Saved data entries:
--------------------------------
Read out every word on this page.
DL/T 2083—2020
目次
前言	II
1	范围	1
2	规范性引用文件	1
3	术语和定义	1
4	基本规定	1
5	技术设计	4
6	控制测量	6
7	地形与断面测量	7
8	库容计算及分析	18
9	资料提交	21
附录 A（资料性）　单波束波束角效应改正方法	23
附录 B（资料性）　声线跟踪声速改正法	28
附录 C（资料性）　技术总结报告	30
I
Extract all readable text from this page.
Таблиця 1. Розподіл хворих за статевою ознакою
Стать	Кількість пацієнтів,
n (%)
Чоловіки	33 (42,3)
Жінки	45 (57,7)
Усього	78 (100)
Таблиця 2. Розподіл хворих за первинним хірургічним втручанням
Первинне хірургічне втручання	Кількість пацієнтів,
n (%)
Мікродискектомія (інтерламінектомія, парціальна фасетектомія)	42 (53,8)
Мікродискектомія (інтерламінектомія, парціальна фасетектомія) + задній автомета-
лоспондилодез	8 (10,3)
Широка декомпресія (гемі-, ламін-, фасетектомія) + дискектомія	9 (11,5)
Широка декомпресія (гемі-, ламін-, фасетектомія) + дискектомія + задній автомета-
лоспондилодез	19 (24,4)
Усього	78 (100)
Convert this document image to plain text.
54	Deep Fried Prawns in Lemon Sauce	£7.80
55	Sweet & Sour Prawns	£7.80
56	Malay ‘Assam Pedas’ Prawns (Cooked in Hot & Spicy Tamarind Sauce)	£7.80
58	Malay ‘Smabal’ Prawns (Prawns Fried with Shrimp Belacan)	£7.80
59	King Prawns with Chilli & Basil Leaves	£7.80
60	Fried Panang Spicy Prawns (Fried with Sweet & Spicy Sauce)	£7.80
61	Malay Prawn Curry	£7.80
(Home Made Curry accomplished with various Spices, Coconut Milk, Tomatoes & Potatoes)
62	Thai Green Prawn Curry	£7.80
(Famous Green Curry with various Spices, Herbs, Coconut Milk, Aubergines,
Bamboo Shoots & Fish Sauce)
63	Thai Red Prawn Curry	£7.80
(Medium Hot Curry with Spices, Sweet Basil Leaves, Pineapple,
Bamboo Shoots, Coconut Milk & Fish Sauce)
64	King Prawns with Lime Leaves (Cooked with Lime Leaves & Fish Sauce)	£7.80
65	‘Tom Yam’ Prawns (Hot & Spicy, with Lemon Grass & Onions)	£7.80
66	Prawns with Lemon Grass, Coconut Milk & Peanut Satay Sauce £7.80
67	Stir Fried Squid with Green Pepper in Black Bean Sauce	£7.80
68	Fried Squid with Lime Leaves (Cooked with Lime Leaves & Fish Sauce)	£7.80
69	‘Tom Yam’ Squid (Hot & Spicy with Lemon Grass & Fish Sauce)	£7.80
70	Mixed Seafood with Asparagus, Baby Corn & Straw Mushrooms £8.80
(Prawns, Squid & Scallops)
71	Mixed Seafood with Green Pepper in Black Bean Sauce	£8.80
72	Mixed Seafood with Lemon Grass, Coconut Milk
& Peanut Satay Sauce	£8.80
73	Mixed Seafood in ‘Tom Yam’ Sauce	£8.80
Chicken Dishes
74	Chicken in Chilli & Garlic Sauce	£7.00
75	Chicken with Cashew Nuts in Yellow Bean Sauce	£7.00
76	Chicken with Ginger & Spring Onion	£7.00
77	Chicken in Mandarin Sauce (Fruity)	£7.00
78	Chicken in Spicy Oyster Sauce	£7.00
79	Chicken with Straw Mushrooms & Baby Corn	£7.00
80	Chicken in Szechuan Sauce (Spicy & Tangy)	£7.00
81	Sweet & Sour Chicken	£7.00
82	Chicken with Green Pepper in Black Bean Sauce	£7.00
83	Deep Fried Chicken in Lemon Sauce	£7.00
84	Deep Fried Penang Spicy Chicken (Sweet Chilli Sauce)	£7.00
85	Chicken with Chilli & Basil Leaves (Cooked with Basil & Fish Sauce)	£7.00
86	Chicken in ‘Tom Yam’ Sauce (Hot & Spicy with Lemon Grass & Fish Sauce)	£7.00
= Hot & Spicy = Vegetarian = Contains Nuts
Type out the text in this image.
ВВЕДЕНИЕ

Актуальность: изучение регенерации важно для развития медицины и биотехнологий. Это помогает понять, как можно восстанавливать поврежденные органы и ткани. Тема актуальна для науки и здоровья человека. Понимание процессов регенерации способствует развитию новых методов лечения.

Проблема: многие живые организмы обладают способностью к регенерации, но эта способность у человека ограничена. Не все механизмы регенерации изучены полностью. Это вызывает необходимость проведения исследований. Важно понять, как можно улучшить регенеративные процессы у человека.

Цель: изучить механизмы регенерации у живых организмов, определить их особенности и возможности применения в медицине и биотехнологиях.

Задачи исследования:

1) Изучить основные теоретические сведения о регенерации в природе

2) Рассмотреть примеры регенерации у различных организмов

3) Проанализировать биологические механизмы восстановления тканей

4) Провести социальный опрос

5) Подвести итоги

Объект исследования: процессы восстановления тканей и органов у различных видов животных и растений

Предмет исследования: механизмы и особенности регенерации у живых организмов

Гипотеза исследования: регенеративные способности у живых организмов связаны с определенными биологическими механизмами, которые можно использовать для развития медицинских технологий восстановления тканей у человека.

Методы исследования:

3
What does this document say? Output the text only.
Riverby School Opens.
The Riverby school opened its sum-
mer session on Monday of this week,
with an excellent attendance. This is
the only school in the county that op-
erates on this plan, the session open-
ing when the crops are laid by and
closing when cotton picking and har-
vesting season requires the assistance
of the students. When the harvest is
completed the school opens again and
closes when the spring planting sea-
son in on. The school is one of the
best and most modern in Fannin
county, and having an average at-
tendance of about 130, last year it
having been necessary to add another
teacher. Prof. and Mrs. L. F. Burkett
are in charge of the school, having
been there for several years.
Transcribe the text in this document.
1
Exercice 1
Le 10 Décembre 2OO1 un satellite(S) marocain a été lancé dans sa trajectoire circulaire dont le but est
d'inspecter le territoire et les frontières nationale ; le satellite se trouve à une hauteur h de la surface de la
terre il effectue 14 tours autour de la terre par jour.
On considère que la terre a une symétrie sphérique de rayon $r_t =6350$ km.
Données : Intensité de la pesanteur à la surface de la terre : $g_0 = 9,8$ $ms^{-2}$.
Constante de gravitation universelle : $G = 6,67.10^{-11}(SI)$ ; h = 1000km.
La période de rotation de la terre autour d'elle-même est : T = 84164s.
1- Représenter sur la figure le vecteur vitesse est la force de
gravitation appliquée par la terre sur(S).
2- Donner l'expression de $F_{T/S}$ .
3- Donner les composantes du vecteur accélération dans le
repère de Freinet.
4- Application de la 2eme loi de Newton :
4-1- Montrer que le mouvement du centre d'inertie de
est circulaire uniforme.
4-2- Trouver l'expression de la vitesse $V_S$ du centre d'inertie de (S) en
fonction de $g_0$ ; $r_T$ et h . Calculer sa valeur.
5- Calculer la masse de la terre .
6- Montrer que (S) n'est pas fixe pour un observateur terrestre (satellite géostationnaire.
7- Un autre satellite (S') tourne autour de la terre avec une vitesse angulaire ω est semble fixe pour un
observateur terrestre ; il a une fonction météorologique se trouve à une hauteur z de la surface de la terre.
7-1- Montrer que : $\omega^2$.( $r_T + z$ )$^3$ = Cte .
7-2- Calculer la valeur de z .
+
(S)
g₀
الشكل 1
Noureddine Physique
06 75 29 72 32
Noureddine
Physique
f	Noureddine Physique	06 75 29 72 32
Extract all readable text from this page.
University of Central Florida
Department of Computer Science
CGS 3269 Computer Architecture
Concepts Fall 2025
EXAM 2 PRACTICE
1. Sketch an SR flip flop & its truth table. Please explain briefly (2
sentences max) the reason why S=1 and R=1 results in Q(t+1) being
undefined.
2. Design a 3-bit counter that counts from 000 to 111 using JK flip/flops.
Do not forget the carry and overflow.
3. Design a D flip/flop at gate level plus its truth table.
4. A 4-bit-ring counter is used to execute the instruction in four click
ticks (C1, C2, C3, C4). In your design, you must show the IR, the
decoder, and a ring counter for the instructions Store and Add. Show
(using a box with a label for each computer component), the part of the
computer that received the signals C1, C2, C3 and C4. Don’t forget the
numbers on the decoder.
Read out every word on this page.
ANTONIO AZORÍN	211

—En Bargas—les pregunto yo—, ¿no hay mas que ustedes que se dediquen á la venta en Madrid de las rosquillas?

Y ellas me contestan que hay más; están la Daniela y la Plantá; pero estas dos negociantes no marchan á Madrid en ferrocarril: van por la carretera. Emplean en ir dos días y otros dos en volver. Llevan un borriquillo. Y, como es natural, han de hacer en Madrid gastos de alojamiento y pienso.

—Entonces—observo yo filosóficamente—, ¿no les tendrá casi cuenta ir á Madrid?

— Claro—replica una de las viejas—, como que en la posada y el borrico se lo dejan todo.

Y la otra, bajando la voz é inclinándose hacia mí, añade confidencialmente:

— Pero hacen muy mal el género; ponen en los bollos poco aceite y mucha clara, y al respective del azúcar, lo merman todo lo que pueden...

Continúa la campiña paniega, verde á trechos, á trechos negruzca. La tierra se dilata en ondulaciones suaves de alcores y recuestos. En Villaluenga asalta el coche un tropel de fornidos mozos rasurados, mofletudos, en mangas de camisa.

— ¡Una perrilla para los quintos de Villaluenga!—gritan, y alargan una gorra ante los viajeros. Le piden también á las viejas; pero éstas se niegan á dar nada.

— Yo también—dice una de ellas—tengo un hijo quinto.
--------------------------------
WHAT IS EXPECTED: How many lines in the listing above contain "регенеративные"? Answer with the number alone.

EXERCISE RESPONSE: 2